(GIVEN EXERCISE):
Narrow the data below down to the lines containing "name".
== PROVIDED INFORMATION
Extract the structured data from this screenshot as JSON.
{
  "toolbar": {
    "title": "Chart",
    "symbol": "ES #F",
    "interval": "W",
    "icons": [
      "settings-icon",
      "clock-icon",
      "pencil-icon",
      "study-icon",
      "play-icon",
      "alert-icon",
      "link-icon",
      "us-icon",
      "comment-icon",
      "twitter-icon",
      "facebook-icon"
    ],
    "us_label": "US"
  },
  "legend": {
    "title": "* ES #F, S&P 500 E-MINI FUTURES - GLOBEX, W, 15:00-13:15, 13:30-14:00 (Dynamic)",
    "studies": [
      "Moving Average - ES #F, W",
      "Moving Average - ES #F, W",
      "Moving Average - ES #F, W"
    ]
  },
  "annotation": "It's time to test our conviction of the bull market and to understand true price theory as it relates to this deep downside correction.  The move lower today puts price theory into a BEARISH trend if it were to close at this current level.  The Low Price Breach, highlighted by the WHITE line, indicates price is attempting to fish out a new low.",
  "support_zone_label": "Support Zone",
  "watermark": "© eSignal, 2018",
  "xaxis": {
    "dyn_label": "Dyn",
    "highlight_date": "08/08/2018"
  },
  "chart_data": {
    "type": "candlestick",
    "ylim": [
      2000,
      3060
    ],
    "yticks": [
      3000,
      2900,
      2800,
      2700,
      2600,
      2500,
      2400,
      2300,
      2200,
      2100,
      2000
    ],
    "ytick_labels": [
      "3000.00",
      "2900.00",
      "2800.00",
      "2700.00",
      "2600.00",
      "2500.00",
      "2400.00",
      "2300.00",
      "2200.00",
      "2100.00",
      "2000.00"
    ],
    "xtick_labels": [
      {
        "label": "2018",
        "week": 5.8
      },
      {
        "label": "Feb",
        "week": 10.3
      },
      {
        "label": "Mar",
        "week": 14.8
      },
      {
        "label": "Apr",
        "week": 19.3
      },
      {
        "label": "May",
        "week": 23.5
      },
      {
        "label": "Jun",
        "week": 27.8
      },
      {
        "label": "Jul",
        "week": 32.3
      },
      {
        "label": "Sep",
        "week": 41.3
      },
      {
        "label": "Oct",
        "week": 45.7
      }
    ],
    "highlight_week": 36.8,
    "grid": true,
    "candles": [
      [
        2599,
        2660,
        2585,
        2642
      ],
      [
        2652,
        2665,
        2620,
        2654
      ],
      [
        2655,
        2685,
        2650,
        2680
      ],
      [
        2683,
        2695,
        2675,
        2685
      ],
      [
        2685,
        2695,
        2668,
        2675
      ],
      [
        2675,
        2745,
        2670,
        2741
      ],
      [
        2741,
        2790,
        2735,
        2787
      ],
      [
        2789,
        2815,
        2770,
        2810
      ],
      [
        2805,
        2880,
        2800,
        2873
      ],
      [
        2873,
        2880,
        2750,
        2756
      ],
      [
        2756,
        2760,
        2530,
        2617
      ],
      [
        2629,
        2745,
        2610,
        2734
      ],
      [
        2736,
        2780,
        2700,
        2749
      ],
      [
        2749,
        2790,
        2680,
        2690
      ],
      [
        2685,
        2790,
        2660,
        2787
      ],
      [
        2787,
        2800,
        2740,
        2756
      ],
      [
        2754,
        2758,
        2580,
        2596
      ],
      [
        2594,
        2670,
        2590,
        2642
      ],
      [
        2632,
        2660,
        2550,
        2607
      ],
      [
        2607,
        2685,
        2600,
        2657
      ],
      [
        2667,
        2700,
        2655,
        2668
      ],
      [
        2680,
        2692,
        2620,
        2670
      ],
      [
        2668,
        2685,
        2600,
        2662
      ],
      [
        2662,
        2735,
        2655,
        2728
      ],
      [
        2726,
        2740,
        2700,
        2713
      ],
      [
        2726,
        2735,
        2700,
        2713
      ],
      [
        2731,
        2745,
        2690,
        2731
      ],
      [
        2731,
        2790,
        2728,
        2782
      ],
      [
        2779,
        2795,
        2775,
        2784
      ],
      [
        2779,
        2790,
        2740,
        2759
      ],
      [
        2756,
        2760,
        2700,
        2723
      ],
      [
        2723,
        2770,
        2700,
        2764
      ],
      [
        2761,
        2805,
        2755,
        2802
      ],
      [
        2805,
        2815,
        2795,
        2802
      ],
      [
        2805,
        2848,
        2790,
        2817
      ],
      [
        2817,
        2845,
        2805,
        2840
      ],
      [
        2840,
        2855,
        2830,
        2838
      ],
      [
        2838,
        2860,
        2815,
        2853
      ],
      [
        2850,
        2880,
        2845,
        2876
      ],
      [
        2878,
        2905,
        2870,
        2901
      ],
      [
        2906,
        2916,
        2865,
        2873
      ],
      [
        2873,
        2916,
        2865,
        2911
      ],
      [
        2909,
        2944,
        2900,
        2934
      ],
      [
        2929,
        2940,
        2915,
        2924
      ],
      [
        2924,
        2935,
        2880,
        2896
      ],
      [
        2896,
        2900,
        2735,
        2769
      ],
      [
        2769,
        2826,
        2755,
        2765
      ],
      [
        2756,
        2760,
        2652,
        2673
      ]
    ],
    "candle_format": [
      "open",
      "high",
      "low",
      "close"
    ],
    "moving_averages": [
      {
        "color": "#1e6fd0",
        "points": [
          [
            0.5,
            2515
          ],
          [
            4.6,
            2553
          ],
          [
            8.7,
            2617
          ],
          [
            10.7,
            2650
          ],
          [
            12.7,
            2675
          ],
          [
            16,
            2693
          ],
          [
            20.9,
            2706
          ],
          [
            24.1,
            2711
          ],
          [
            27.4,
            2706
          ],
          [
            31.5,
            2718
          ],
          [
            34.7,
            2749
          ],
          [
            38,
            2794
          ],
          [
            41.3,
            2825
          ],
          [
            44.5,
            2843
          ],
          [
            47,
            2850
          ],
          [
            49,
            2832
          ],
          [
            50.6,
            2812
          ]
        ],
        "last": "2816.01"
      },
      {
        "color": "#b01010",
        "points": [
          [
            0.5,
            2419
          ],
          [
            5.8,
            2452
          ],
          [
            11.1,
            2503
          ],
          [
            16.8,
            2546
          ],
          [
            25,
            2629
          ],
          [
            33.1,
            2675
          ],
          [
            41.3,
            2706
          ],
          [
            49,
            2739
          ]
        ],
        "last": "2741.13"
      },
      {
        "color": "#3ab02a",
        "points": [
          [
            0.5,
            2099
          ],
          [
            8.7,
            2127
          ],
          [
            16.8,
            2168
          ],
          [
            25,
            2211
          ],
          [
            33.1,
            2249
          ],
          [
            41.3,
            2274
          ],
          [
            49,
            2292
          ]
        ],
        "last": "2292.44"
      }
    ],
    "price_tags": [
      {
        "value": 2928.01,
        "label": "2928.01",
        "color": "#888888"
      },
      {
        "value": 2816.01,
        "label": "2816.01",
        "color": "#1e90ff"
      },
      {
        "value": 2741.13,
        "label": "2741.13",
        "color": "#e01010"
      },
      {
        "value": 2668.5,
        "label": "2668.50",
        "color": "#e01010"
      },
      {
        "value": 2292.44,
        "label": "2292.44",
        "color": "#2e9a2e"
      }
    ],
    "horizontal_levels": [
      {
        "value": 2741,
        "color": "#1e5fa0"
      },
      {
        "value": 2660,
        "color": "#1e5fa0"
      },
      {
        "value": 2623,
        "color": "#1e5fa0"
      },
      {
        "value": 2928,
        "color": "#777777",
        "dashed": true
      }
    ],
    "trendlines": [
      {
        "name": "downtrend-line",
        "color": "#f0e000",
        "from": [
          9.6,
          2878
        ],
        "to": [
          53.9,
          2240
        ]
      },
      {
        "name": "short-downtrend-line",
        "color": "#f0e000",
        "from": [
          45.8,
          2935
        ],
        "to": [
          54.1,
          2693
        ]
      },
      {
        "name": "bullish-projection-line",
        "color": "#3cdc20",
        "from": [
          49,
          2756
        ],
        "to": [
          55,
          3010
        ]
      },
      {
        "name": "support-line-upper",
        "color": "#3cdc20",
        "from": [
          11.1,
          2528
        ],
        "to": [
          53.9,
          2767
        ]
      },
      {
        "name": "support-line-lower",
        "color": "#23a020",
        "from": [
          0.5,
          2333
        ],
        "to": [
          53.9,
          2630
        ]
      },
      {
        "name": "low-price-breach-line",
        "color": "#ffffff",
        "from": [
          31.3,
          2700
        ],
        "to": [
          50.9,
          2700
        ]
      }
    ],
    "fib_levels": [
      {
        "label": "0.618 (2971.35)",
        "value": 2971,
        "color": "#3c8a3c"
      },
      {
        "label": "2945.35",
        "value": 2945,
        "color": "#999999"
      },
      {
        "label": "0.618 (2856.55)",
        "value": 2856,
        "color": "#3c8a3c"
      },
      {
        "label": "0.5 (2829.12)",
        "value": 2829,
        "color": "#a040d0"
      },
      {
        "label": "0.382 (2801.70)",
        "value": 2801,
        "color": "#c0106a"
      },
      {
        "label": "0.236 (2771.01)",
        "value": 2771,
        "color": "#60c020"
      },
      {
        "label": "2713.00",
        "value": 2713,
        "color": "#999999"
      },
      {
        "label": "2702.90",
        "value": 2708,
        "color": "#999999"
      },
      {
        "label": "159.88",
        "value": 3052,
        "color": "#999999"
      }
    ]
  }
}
====
(SOLUTION FOR THIS EXERCISE):
        "name": "downtrend-line",
        "name": "short-downtrend-line",
        "name": "bullish-projection-line",
        "name": "support-line-upper",
        "name": "support-line-lower",
        "name": "low-price-breach-line",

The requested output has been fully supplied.